TASK DATA »
· · · · ·
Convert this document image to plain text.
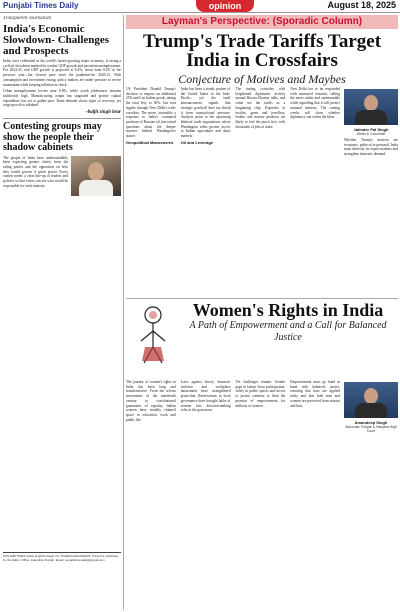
Punjabi Times Daily	opinion	August 18, 2025
Transparent Journalism
India's Economic Slowdown- Challenges and Prospects
India, once celebrated as the world's fastest-growing major economy, is facing a cyclical slowdown marked by weaker GDP growth and persistent unemployment. For 2024-25, real GDP growth is projected at 6.4%, down from 8.2% in the previous year—the slowest pace since the pandemic-hit 2020-21. With consumption and investment easing, policy makers are under pressure to revive momentum while keeping inflation in check.
Urban unemployment hovers near 6.8%, while youth joblessness remains stubbornly high. Manufacturing output has stagnated and private capital expenditure has yet to gather pace. Rural demand shows signs of recovery, yet wage growth is subdued.
-baljit singh brar
Contesting groups may show the people their shadow cabinets
The people of India have understandably been expecting greater clarity from the ruling parties and the opposition on how they would govern if given power. Every contest needs a clear line-up of leaders and policies so that voters can see who would be responsible for each ministry.
PUNJABI TIMES (Daily English) Regd. No. PUNENG/2011/40049. Printed & published by the Editor. Office: Jalandhar Punjab. Email: punjabitimesdaily@gmail.com
Layman's Perspective: (Sporadic Column)
Trump's Trade Tariffs Target
India in Crossfairs
Conjecture of Motives and Maybes
US President Donald Trump's decision to impose an additional 25% tariff on Indian goods, taking the total levy to 50%, has sent ripples through New Delhi's trade corridors. The move, ostensibly a response to India's continued purchase of Russian oil, has raised questions about the deeper motives behind Washington's stance.
Geopolitical Manoeuvres
India has been a steady partner of the United States in the Indo-Pacific, yet the tariff announcement signals that strategic goodwill does not shield it from transactional pressure. Analysts point to the upcoming bilateral trade negotiations where Washington seeks greater access to Indian agriculture and dairy markets.
Oil and Leverage
The timing coincides with heightened diplomatic activity around Russia-Ukraine talks, and some see the tariffs as a bargaining chip. Exporters of textiles, gems and jewellery, leather and marine products are likely to feel the pinch first, with thousands of jobs at stake.
New Delhi has so far responded with measured restraint, calling the move unfair and unreasonable while signalling that it will protect national interests. The coming weeks will show whether diplomacy can soften the blow.
Jatinder Pal Singh
Writer & Columnist
Whether Trump's motives are economic, political or personal, India must diversify its export markets and strengthen domestic demand.
Women's Rights in India
A Path of Empowerment and a Call for Balanced Justice
The journey of women's rights in India has been long and transformative. From the reform movements of the nineteenth century to constitutional guarantees of equality, Indian women have steadily claimed space in education, work and public life.
Laws against dowry, domestic violence and workplace harassment have strengthened protection. Reservations in local governance have brought lakhs of women into decision-making roles at the grassroots.
Yet challenges remain. Gender gaps in labour force participation, safety in public spaces and access to justice continue to limit the promise of empowerment for millions of women.
Empowerment must go hand in hand with balanced justice, ensuring that laws are applied fairly and that both men and women are protected from misuse and bias.
Amandeep Singh
Advocate, Punjab & Haryana High Court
· · · · ·
WHAT NEEDS TO BE DONE » Each record must be quoted in full and exactly. Do not include the pictures.

WRITTEN ANSWER »
Convert this document image to plain text.
Punjabi Times Daily	opinion	August 18, 2025
Transparent Journalism
India's Economic Slowdown- Challenges and Prospects
India, once celebrated as the world's fastest-growing major economy, is facing a cyclical slowdown marked by weaker GDP growth and persistent unemployment. For 2024-25, real GDP growth is projected at 6.4%, down from 8.2% in the previous year—the slowest pace since the pandemic-hit 2020-21. With consumption and investment easing, policy makers are under pressure to revive momentum while keeping inflation in check.
Urban unemployment hovers near 6.8%, while youth joblessness remains stubbornly high. Manufacturing output has stagnated and private capital expenditure has yet to gather pace. Rural demand shows signs of recovery, yet wage growth is subdued.
-baljit singh brar
Contesting groups may show the people their shadow cabinets
The people of India have understandably been expecting greater clarity from the ruling parties and the opposition on how they would govern if given power. Every contest needs a clear line-up of leaders and policies so that voters can see who would be responsible for each ministry.
PUNJABI TIMES (Daily English) Regd. No. PUNENG/2011/40049. Printed & published by the Editor. Office: Jalandhar Punjab. Email: punjabitimesdaily@gmail.com
Layman's Perspective: (Sporadic Column)
Trump's Trade Tariffs Target
India in Crossfairs
Conjecture of Motives and Maybes
US President Donald Trump's decision to impose an additional 25% tariff on Indian goods, taking the total levy to 50%, has sent ripples through New Delhi's trade corridors. The move, ostensibly a response to India's continued purchase of Russian oil, has raised questions about the deeper motives behind Washington's stance.
Geopolitical Manoeuvres
India has been a steady partner of the United States in the Indo-Pacific, yet the tariff announcement signals that strategic goodwill does not shield it from transactional pressure. Analysts point to the upcoming bilateral trade negotiations where Washington seeks greater access to Indian agriculture and dairy markets.
Oil and Leverage
The timing coincides with heightened diplomatic activity around Russia-Ukraine talks, and some see the tariffs as a bargaining chip. Exporters of textiles, gems and jewellery, leather and marine products are likely to feel the pinch first, with thousands of jobs at stake.
New Delhi has so far responded with measured restraint, calling the move unfair and unreasonable while signalling that it will protect national interests. The coming weeks will show whether diplomacy can soften the blow.
Jatinder Pal Singh
Writer & Columnist
Whether Trump's motives are economic, political or personal, India must diversify its export markets and strengthen domestic demand.
Women's Rights in India
A Path of Empowerment and a Call for Balanced Justice
The journey of women's rights in India has been long and transformative. From the reform movements of the nineteenth century to constitutional guarantees of equality, Indian women have steadily claimed space in education, work and public life.
Laws against dowry, domestic violence and workplace harassment have strengthened protection. Reservations in local governance have brought lakhs of women into decision-making roles at the grassroots.
Yet challenges remain. Gender gaps in labour force participation, safety in public spaces and access to justice continue to limit the promise of empowerment for millions of women.
Empowerment must go hand in hand with balanced justice, ensuring that laws are applied fairly and that both men and women are protected from misuse and bias.
Amandeep Singh
Advocate, Punjab & Haryana High Court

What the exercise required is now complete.